━━━ PASSAGE TO READ
Fantasy NBA: Analysis of Fifth Round

Posted by Alvin Lai Categories: Fantasy, NBA,

Rajon Rondo

There is a lot of good talent available in the early middle rounds, but most of the players typically taken in this area have at least one tragic fantasy flaw. Otherwise people would nab them earlier on. This looks like a good year to pass on the top tiers of point guards, because a lot of useful players at that position are available now. Let us break down the players typically taken in the fifth round based on Yahoo’s average draft position rankings. As always, the advice will focus on head-to-head leagues.

49. Rajon Rondo, PG, Boston Celtics (50.4)

A monster in the steals department, circle Rondo’s name if you drafted Dwight Howard. Able to keep pace with Jason Kidd in rebounds, assists and steals, Rondo does not shoot the three-ball. However, he does hit more than 50% of his shots, which is why you should target him for a big ball team.

50. Marcus Camby, C, Los Angeles Clippers (50.8)

Big time in boards and blocks when he plays, injuries are a part of the game with this second overall pick from the Allen Iverson draft. Camby would be another guy to look at if you have drafted Howard already.

51. Mehmet Okur, PF/C, Utah Jazz (52.3)
━━━━━━
━━━ RECORDED INFORMATION
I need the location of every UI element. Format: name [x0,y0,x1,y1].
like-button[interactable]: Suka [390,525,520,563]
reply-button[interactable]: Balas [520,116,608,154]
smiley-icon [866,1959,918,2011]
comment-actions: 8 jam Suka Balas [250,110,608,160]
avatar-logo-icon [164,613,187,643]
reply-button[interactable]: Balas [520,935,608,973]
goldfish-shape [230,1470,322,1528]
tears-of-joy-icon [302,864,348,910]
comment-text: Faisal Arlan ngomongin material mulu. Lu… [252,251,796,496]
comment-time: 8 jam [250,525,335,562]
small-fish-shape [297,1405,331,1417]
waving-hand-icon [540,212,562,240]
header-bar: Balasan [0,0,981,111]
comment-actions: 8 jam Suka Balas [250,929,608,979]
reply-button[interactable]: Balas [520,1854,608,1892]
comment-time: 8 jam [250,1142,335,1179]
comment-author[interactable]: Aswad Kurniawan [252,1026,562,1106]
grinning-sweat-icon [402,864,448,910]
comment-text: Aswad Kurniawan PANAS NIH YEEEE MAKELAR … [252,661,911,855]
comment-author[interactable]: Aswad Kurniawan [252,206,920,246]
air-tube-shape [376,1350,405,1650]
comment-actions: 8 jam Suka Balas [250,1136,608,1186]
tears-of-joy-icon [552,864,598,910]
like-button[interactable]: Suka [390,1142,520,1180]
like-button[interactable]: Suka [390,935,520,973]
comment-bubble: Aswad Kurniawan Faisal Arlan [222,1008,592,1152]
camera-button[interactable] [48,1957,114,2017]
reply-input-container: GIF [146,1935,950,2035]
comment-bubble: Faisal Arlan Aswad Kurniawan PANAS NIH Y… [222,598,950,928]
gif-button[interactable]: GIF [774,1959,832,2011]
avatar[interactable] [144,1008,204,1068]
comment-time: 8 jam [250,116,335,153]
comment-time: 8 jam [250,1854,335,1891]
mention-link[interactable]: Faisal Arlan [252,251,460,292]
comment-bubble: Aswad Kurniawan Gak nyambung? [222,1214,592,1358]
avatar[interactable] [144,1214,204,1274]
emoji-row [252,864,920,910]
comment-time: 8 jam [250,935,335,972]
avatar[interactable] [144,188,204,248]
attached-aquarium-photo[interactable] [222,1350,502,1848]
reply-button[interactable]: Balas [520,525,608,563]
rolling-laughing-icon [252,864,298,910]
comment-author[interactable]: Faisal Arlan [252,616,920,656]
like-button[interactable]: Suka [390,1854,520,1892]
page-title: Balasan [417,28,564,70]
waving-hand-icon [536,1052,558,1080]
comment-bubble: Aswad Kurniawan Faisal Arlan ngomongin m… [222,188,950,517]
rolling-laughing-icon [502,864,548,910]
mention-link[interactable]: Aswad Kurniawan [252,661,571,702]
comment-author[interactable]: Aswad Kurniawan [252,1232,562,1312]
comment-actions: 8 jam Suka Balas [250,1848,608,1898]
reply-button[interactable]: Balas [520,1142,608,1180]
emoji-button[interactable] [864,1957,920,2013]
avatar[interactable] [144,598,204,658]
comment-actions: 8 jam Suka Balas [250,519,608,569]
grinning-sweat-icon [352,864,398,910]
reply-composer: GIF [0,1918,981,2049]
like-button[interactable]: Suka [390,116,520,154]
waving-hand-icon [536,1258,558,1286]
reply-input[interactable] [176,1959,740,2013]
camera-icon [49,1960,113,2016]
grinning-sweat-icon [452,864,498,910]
━━━━━━
STATED PROBLEM: Reproduce the fantasy basketball article from "Big time in" up to and including "Utah Jazz (52.3)". The rows were taken from a different source than the fantasy basketball article.

TASK SOLUTION:
Big time in boards and blocks when he plays, injuries are a part of the game with this second overall pick from the Allen Iverson draft. Camby would be another guy to look at if you have drafted Howard already.

51. Mehmet Okur, PF/C, Utah Jazz (52.3)